● **Provided records**
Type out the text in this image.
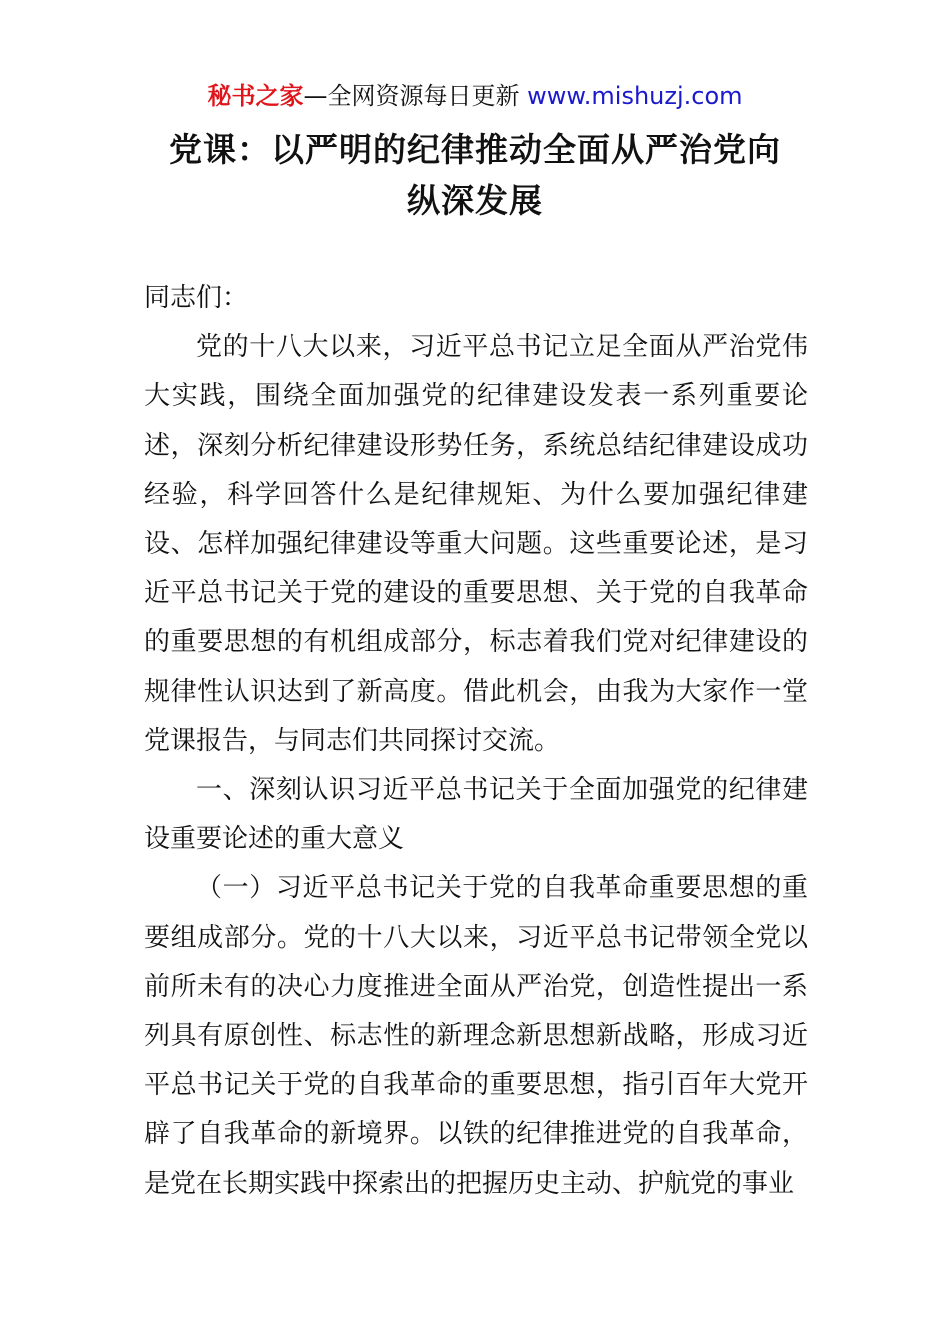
秘书之家—全网资源每日更新 www.mishuzj.com
党课：以严明的纪律推动全面从严治党向
纵深发展

同志们：

党的十八大以来，习近平总书记立足全面从严治党伟大实践，围绕全面加强党的纪律建设发表一系列重要论述，深刻分析纪律建设形势任务，系统总结纪律建设成功经验，科学回答什么是纪律规矩、为什么要加强纪律建设、怎样加强纪律建设等重大问题。这些重要论述，是习近平总书记关于党的建设的重要思想、关于党的自我革命的重要思想的有机组成部分，标志着我们党对纪律建设的规律性认识达到了新高度。借此机会，由我为大家作一堂党课报告，与同志们共同探讨交流。

一、深刻认识习近平总书记关于全面加强党的纪律建设重要论述的重大意义

（一）习近平总书记关于党的自我革命重要思想的重要组成部分。党的十八大以来，习近平总书记带领全党以前所未有的决心力度推进全面从严治党，创造性提出一系列具有原创性、标志性的新理念新思想新战略，形成习近平总书记关于党的自我革命的重要思想，指引百年大党开辟了自我革命的新境界。以铁的纪律推进党的自我革命，是党在长期实践中探索出的把握历史主动、护航党的事业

● **Required work**
Copy the data character for character, but drop all pictures from the copy.

● **The answer**
Type out the text in this image.
秘书之家—全网资源每日更新 www.mishuzj.com
党课：以严明的纪律推动全面从严治党向
纵深发展

同志们：

党的十八大以来，习近平总书记立足全面从严治党伟大实践，围绕全面加强党的纪律建设发表一系列重要论述，深刻分析纪律建设形势任务，系统总结纪律建设成功经验，科学回答什么是纪律规矩、为什么要加强纪律建设、怎样加强纪律建设等重大问题。这些重要论述，是习近平总书记关于党的建设的重要思想、关于党的自我革命的重要思想的有机组成部分，标志着我们党对纪律建设的规律性认识达到了新高度。借此机会，由我为大家作一堂党课报告，与同志们共同探讨交流。

一、深刻认识习近平总书记关于全面加强党的纪律建设重要论述的重大意义

（一）习近平总书记关于党的自我革命重要思想的重要组成部分。党的十八大以来，习近平总书记带领全党以前所未有的决心力度推进全面从严治党，创造性提出一系列具有原创性、标志性的新理念新思想新战略，形成习近平总书记关于党的自我革命的重要思想，指引百年大党开辟了自我革命的新境界。以铁的纪律推进党的自我革命，是党在长期实践中探索出的把握历史主动、护航党的事业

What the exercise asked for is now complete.